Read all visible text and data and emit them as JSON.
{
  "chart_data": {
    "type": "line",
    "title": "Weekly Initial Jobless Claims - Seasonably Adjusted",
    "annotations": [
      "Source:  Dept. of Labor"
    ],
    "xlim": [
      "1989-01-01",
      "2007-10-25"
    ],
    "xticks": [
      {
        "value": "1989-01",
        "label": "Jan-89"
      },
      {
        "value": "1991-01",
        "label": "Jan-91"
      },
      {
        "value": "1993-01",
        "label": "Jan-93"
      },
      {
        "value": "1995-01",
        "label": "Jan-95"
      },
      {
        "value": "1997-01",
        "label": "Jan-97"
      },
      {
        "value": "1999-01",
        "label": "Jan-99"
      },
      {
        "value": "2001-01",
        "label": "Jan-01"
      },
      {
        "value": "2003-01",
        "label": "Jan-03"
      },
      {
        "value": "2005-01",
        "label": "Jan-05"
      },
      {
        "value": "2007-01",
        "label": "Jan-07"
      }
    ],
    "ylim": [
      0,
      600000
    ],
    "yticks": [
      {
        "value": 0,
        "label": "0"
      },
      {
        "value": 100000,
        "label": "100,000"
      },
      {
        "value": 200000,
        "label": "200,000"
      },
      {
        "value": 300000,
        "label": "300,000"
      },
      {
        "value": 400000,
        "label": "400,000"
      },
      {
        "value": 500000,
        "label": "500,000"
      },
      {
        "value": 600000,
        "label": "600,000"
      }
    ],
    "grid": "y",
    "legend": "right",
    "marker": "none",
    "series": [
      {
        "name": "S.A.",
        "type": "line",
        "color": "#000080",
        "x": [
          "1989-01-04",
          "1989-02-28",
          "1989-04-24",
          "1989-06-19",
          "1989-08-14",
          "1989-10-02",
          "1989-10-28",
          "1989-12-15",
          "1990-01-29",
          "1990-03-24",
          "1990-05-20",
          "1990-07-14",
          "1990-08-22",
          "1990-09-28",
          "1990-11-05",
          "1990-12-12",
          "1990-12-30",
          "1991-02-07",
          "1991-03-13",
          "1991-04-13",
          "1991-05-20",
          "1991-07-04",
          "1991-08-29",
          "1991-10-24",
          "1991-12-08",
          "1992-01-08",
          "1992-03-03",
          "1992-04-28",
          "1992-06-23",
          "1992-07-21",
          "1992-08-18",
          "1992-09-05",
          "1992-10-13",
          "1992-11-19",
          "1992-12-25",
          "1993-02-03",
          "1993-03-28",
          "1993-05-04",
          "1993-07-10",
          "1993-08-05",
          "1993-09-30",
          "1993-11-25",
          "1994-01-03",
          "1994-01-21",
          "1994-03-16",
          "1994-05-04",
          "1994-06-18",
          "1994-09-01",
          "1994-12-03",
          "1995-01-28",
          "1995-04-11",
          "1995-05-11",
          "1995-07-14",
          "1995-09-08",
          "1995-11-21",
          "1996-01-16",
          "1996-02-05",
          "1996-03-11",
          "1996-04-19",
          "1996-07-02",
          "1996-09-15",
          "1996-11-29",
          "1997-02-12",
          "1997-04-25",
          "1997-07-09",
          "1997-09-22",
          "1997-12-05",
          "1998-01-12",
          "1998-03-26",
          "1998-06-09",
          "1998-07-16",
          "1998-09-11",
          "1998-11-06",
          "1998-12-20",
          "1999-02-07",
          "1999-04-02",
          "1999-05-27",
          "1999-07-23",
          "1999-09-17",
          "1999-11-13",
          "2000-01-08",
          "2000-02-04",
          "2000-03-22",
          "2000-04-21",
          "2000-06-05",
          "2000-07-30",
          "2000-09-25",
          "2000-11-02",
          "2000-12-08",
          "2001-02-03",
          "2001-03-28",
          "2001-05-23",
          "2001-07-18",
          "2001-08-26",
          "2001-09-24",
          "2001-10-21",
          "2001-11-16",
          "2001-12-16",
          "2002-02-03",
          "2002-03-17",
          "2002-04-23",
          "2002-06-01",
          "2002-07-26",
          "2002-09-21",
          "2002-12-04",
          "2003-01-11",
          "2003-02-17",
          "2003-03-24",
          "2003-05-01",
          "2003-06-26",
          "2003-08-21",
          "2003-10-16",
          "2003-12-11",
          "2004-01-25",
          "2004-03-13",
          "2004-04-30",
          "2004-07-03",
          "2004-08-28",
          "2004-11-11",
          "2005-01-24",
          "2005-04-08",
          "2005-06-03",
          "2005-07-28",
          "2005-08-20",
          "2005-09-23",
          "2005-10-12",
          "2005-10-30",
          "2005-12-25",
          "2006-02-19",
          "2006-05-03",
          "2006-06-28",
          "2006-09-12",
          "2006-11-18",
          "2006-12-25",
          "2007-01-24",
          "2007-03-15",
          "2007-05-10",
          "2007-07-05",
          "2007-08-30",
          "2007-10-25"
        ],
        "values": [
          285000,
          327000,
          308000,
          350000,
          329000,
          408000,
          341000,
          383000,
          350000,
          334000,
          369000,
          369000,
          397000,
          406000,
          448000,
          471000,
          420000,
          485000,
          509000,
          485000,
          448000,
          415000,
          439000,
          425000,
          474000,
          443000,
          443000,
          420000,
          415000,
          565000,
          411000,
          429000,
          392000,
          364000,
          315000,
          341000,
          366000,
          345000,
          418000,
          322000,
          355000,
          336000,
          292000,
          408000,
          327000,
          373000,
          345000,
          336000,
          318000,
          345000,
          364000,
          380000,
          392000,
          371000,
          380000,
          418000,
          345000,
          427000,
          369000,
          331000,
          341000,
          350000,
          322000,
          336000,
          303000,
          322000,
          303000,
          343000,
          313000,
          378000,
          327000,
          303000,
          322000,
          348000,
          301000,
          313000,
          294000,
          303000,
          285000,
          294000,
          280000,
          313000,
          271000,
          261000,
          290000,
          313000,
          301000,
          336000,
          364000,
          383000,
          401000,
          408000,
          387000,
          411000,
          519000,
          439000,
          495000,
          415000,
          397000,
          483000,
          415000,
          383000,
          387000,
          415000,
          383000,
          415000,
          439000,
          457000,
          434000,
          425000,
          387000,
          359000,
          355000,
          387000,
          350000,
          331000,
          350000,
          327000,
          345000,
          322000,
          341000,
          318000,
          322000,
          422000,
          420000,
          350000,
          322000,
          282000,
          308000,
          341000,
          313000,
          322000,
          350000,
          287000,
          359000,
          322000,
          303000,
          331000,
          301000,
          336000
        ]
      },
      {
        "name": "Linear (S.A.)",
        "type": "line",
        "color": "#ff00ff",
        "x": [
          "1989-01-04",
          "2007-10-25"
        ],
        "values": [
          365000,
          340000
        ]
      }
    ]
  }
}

EXERCISE INSTRUCTIONS -> Quote each line above in full, word for word.

COMPLETE ANSWER ->
Read all visible text and data and emit them as JSON.
{
  "chart_data": {
    "type": "line",
    "title": "Weekly Initial Jobless Claims - Seasonably Adjusted",
    "annotations": [
      "Source:  Dept. of Labor"
    ],
    "xlim": [
      "1989-01-01",
      "2007-10-25"
    ],
    "xticks": [
      {
        "value": "1989-01",
        "label": "Jan-89"
      },
      {
        "value": "1991-01",
        "label": "Jan-91"
      },
      {
        "value": "1993-01",
        "label": "Jan-93"
      },
      {
        "value": "1995-01",
        "label": "Jan-95"
      },
      {
        "value": "1997-01",
        "label": "Jan-97"
      },
      {
        "value": "1999-01",
        "label": "Jan-99"
      },
      {
        "value": "2001-01",
        "label": "Jan-01"
      },
      {
        "value": "2003-01",
        "label": "Jan-03"
      },
      {
        "value": "2005-01",
        "label": "Jan-05"
      },
      {
        "value": "2007-01",
        "label": "Jan-07"
      }
    ],
    "ylim": [
      0,
      600000
    ],
    "yticks": [
      {
        "value": 0,
        "label": "0"
      },
      {
        "value": 100000,
        "label": "100,000"
      },
      {
        "value": 200000,
        "label": "200,000"
      },
      {
        "value": 300000,
        "label": "300,000"
      },
      {
        "value": 400000,
        "label": "400,000"
      },
      {
        "value": 500000,
        "label": "500,000"
      },
      {
        "value": 600000,
        "label": "600,000"
      }
    ],
    "grid": "y",
    "legend": "right",
    "marker": "none",
    "series": [
      {
        "name": "S.A.",
        "type": "line",
        "color": "#000080",
        "x": [
          "1989-01-04",
          "1989-02-28",
          "1989-04-24",
          "1989-06-19",
          "1989-08-14",
          "1989-10-02",
          "1989-10-28",
          "1989-12-15",
          "1990-01-29",
          "1990-03-24",
          "1990-05-20",
          "1990-07-14",
          "1990-08-22",
          "1990-09-28",
          "1990-11-05",
          "1990-12-12",
          "1990-12-30",
          "1991-02-07",
          "1991-03-13",
          "1991-04-13",
          "1991-05-20",
          "1991-07-04",
          "1991-08-29",
          "1991-10-24",
          "1991-12-08",
          "1992-01-08",
          "1992-03-03",
          "1992-04-28",
          "1992-06-23",
          "1992-07-21",
          "1992-08-18",
          "1992-09-05",
          "1992-10-13",
          "1992-11-19",
          "1992-12-25",
          "1993-02-03",
          "1993-03-28",
          "1993-05-04",
          "1993-07-10",
          "1993-08-05",
          "1993-09-30",
          "1993-11-25",
          "1994-01-03",
          "1994-01-21",
          "1994-03-16",
          "1994-05-04",
          "1994-06-18",
          "1994-09-01",
          "1994-12-03",
          "1995-01-28",
          "1995-04-11",
          "1995-05-11",
          "1995-07-14",
          "1995-09-08",
          "1995-11-21",
          "1996-01-16",
          "1996-02-05",
          "1996-03-11",
          "1996-04-19",
          "1996-07-02",
          "1996-09-15",
          "1996-11-29",
          "1997-02-12",
          "1997-04-25",
          "1997-07-09",
          "1997-09-22",
          "1997-12-05",
          "1998-01-12",
          "1998-03-26",
          "1998-06-09",
          "1998-07-16",
          "1998-09-11",
          "1998-11-06",
          "1998-12-20",
          "1999-02-07",
          "1999-04-02",
          "1999-05-27",
          "1999-07-23",
          "1999-09-17",
          "1999-11-13",
          "2000-01-08",
          "2000-02-04",
          "2000-03-22",
          "2000-04-21",
          "2000-06-05",
          "2000-07-30",
          "2000-09-25",
          "2000-11-02",
          "2000-12-08",
          "2001-02-03",
          "2001-03-28",
          "2001-05-23",
          "2001-07-18",
          "2001-08-26",
          "2001-09-24",
          "2001-10-21",
          "2001-11-16",
          "2001-12-16",
          "2002-02-03",
          "2002-03-17",
          "2002-04-23",
          "2002-06-01",
          "2002-07-26",
          "2002-09-21",
          "2002-12-04",
          "2003-01-11",
          "2003-02-17",
          "2003-03-24",
          "2003-05-01",
          "2003-06-26",
          "2003-08-21",
          "2003-10-16",
          "2003-12-11",
          "2004-01-25",
          "2004-03-13",
          "2004-04-30",
          "2004-07-03",
          "2004-08-28",
          "2004-11-11",
          "2005-01-24",
          "2005-04-08",
          "2005-06-03",
          "2005-07-28",
          "2005-08-20",
          "2005-09-23",
          "2005-10-12",
          "2005-10-30",
          "2005-12-25",
          "2006-02-19",
          "2006-05-03",
          "2006-06-28",
          "2006-09-12",
          "2006-11-18",
          "2006-12-25",
          "2007-01-24",
          "2007-03-15",
          "2007-05-10",
          "2007-07-05",
          "2007-08-30",
          "2007-10-25"
        ],
        "values": [
          285000,
          327000,
          308000,
          350000,
          329000,
          408000,
          341000,
          383000,
          350000,
          334000,
          369000,
          369000,
          397000,
          406000,
          448000,
          471000,
          420000,
          485000,
          509000,
          485000,
          448000,
          415000,
          439000,
          425000,
          474000,
          443000,
          443000,
          420000,
          415000,
          565000,
          411000,
          429000,
          392000,
          364000,
          315000,
          341000,
          366000,
          345000,
          418000,
          322000,
          355000,
          336000,
          292000,
          408000,
          327000,
          373000,
          345000,
          336000,
          318000,
          345000,
          364000,
          380000,
          392000,
          371000,
          380000,
          418000,
          345000,
          427000,
          369000,
          331000,
          341000,
          350000,
          322000,
          336000,
          303000,
          322000,
          303000,
          343000,
          313000,
          378000,
          327000,
          303000,
          322000,
          348000,
          301000,
          313000,
          294000,
          303000,
          285000,
          294000,
          280000,
          313000,
          271000,
          261000,
          290000,
          313000,
          301000,
          336000,
          364000,
          383000,
          401000,
          408000,
          387000,
          411000,
          519000,
          439000,
          495000,
          415000,
          397000,
          483000,
          415000,
          383000,
          387000,
          415000,
          383000,
          415000,
          439000,
          457000,
          434000,
          425000,
          387000,
          359000,
          355000,
          387000,
          350000,
          331000,
          350000,
          327000,
          345000,
          322000,
          341000,
          318000,
          322000,
          422000,
          420000,
          350000,
          322000,
          282000,
          308000,
          341000,
          313000,
          322000,
          350000,
          287000,
          359000,
          322000,
          303000,
          331000,
          301000,
          336000
        ]
      },
      {
        "name": "Linear (S.A.)",
        "type": "line",
        "color": "#ff00ff",
        "x": [
          "1989-01-04",
          "2007-10-25"
        ],
        "values": [
          365000,
          340000
        ]
      }
    ]
  }
}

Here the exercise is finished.